Problem:
Leave out every picture, then transcribe the rest of the listing exactly.

Dataset rows:
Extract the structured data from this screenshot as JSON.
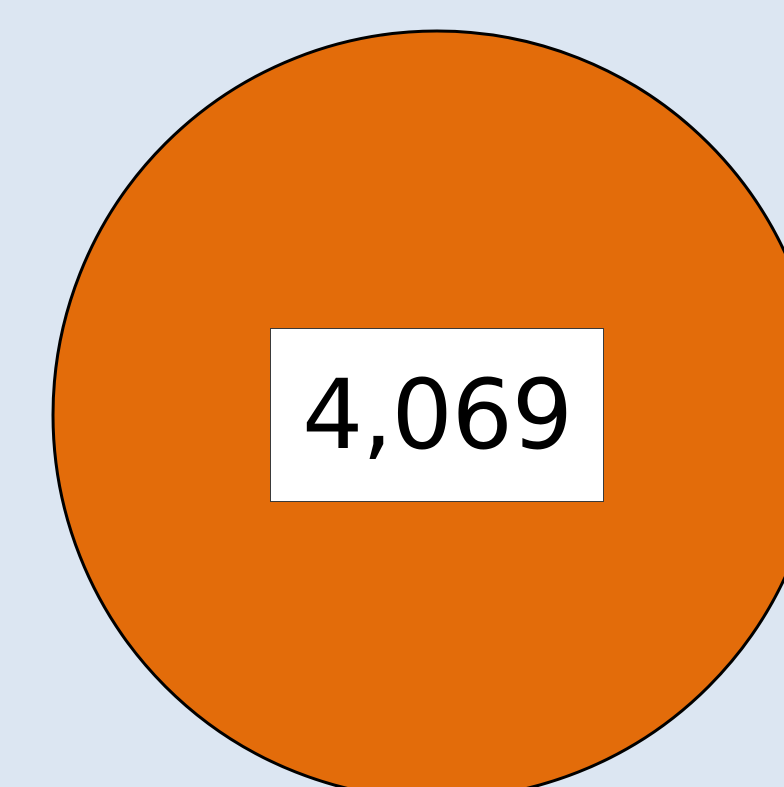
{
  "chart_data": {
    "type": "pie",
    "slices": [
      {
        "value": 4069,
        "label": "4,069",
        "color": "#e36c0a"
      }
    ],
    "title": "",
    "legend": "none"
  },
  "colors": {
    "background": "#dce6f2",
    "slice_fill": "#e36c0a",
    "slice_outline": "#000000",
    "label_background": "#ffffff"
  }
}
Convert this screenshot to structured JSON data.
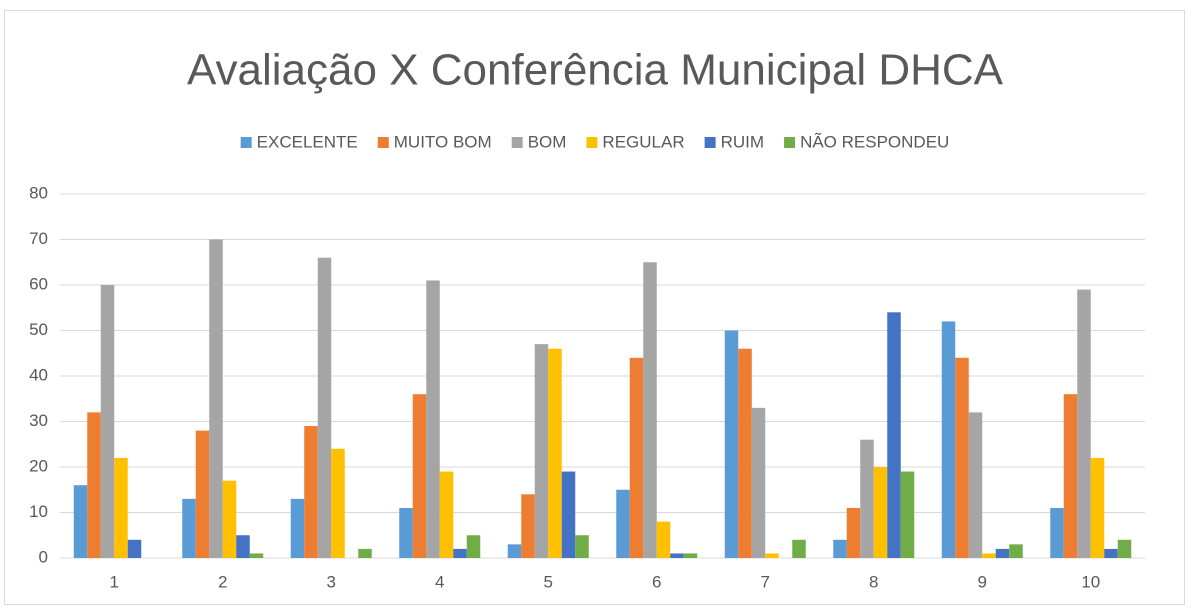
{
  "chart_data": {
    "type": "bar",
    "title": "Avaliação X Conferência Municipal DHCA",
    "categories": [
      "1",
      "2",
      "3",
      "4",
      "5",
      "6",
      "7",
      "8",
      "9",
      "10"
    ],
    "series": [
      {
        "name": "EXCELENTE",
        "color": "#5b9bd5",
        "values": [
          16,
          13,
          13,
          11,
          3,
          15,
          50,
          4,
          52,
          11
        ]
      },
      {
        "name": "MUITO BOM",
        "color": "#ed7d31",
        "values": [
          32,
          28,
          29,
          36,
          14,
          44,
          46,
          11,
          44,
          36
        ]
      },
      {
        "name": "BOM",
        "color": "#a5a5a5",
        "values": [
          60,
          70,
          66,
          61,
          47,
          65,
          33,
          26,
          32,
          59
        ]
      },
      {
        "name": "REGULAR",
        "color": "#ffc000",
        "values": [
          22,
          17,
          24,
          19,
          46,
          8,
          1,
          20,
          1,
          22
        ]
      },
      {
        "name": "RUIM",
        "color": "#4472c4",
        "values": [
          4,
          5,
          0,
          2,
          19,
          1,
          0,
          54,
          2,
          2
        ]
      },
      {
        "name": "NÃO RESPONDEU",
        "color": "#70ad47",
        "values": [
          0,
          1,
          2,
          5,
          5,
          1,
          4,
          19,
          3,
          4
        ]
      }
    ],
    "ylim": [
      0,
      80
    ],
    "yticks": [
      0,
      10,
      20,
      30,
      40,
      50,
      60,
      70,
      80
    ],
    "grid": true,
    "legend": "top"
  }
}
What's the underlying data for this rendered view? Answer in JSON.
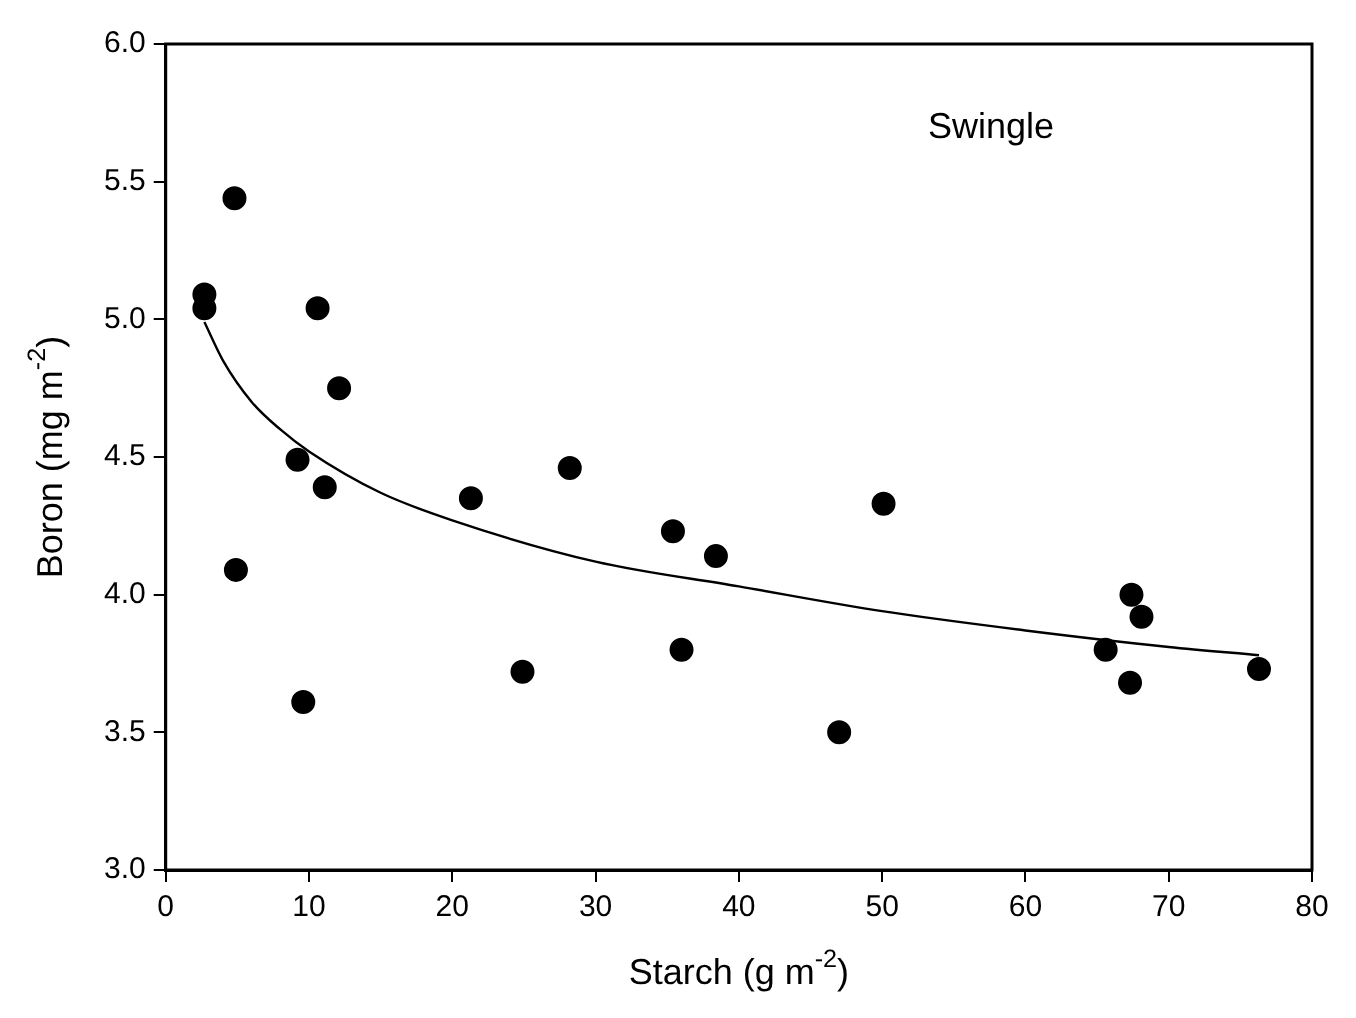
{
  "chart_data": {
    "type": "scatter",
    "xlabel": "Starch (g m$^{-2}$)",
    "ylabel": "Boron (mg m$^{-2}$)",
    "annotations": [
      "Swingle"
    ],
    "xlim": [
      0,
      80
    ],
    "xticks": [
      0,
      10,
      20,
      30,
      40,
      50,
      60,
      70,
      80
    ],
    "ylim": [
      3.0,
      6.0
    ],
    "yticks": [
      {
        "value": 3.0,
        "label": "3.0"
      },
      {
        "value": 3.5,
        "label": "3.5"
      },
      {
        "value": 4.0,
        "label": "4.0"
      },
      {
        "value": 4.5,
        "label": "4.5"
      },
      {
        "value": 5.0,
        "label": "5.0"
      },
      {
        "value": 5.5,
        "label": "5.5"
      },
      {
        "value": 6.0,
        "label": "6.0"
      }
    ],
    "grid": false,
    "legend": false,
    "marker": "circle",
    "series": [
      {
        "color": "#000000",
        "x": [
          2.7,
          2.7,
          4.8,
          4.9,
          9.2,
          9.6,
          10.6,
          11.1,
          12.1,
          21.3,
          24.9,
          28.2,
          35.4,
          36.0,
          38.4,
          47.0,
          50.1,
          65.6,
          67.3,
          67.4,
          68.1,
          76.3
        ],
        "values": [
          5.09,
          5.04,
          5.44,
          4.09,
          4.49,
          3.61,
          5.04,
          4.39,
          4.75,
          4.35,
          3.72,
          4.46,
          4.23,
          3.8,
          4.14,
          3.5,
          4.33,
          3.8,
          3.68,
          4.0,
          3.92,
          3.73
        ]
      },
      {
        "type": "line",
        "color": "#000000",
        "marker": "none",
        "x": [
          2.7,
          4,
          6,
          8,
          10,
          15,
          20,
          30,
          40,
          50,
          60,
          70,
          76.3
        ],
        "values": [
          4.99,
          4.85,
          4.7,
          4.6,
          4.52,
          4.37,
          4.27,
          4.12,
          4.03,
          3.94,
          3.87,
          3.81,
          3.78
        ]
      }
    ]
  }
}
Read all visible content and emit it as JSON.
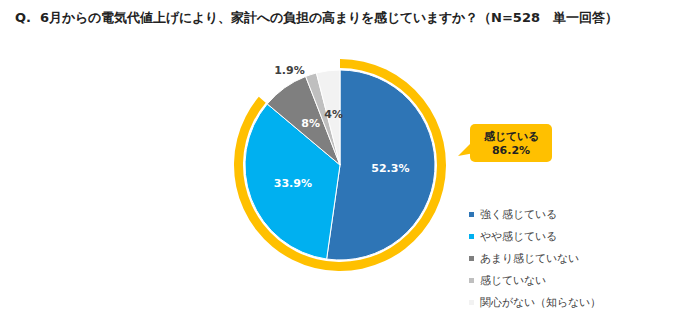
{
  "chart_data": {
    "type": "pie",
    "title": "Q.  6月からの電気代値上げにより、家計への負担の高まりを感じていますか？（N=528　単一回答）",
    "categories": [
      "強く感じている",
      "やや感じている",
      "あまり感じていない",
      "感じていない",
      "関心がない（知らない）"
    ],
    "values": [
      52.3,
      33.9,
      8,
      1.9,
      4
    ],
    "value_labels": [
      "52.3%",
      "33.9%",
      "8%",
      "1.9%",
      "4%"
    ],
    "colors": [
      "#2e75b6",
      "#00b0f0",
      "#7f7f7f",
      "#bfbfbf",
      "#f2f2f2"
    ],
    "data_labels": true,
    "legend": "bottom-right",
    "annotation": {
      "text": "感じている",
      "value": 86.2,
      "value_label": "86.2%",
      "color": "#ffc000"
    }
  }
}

Reply:
Extract the structured data from this screenshot as JSON.
{
  "chart_data": {
    "type": "pie",
    "slices": [
      {
        "value": 4069,
        "label": "4,069",
        "color": "#e36c0a"
      }
    ],
    "title": "",
    "legend": "none"
  },
  "colors": {
    "background": "#dce6f2",
    "slice_fill": "#e36c0a",
    "slice_outline": "#000000",
    "label_background": "#ffffff"
  }
}
Convert this screenshot to structured JSON data.
{
  "chart_data": {
    "type": "bar",
    "title": "Avaliação X Conferência Municipal DHCA",
    "categories": [
      "1",
      "2",
      "3",
      "4",
      "5",
      "6",
      "7",
      "8",
      "9",
      "10"
    ],
    "series": [
      {
        "name": "EXCELENTE",
        "color": "#5b9bd5",
        "values": [
          16,
          13,
          13,
          11,
          3,
          15,
          50,
          4,
          52,
          11
        ]
      },
      {
        "name": "MUITO BOM",
        "color": "#ed7d31",
        "values": [
          32,
          28,
          29,
          36,
          14,
          44,
          46,
          11,
          44,
          36
        ]
      },
      {
        "name": "BOM",
        "color": "#a5a5a5",
        "values": [
          60,
          70,
          66,
          61,
          47,
          65,
          33,
          26,
          32,
          59
        ]
      },
      {
        "name": "REGULAR",
        "color": "#ffc000",
        "values": [
          22,
          17,
          24,
          19,
          46,
          8,
          1,
          20,
          1,
          22
        ]
      },
      {
        "name": "RUIM",
        "color": "#4472c4",
        "values": [
          4,
          5,
          0,
          2,
          19,
          1,
          0,
          54,
          2,
          2
        ]
      },
      {
        "name": "NÃO RESPONDEU",
        "color": "#70ad47",
        "values": [
          0,
          1,
          2,
          5,
          5,
          1,
          4,
          19,
          3,
          4
        ]
      }
    ],
    "ylim": [
      0,
      80
    ],
    "yticks": [
      0,
      10,
      20,
      30,
      40,
      50,
      60,
      70,
      80
    ],
    "grid": true,
    "legend": "top"
  }
}
What's the underlying data for this rendered view? Answer in JSON.
{
  "chart_data": {
    "type": "scatter",
    "xlabel": "Starch (g m$^{-2}$)",
    "ylabel": "Boron (mg m$^{-2}$)",
    "annotations": [
      "Swingle"
    ],
    "xlim": [
      0,
      80
    ],
    "xticks": [
      0,
      10,
      20,
      30,
      40,
      50,
      60,
      70,
      80
    ],
    "ylim": [
      3.0,
      6.0
    ],
    "yticks": [
      {
        "value": 3.0,
        "label": "3.0"
      },
      {
        "value": 3.5,
        "label": "3.5"
      },
      {
        "value": 4.0,
        "label": "4.0"
      },
      {
        "value": 4.5,
        "label": "4.5"
      },
      {
        "value": 5.0,
        "label": "5.0"
      },
      {
        "value": 5.5,
        "label": "5.5"
      },
      {
        "value": 6.0,
        "label": "6.0"
      }
    ],
    "grid": false,
    "legend": false,
    "marker": "circle",
    "series": [
      {
        "color": "#000000",
        "x": [
          2.7,
          2.7,
          4.8,
          4.9,
          9.2,
          9.6,
          10.6,
          11.1,
          12.1,
          21.3,
          24.9,
          28.2,
          35.4,
          36.0,
          38.4,
          47.0,
          50.1,
          65.6,
          67.3,
          67.4,
          68.1,
          76.3
        ],
        "values": [
          5.09,
          5.04,
          5.44,
          4.09,
          4.49,
          3.61,
          5.04,
          4.39,
          4.75,
          4.35,
          3.72,
          4.46,
          4.23,
          3.8,
          4.14,
          3.5,
          4.33,
          3.8,
          3.68,
          4.0,
          3.92,
          3.73
        ]
      },
      {
        "type": "line",
        "color": "#000000",
        "marker": "none",
        "x": [
          2.7,
          4,
          6,
          8,
          10,
          15,
          20,
          30,
          40,
          50,
          60,
          70,
          76.3
        ],
        "values": [
          4.99,
          4.85,
          4.7,
          4.6,
          4.52,
          4.37,
          4.27,
          4.12,
          4.03,
          3.94,
          3.87,
          3.81,
          3.78
        ]
      }
    ]
  }
}
Read all visible content and emit it as JSON.
{
  "chart_data": {
    "type": "pie",
    "title": "Q.  6月からの電気代値上げにより、家計への負担の高まりを感じていますか？（N=528　単一回答）",
    "categories": [
      "強く感じている",
      "やや感じている",
      "あまり感じていない",
      "感じていない",
      "関心がない（知らない）"
    ],
    "values": [
      52.3,
      33.9,
      8,
      1.9,
      4
    ],
    "value_labels": [
      "52.3%",
      "33.9%",
      "8%",
      "1.9%",
      "4%"
    ],
    "colors": [
      "#2e75b6",
      "#00b0f0",
      "#7f7f7f",
      "#bfbfbf",
      "#f2f2f2"
    ],
    "data_labels": true,
    "legend": "bottom-right",
    "annotation": {
      "text": "感じている",
      "value": 86.2,
      "value_label": "86.2%",
      "color": "#ffc000"
    }
  }
}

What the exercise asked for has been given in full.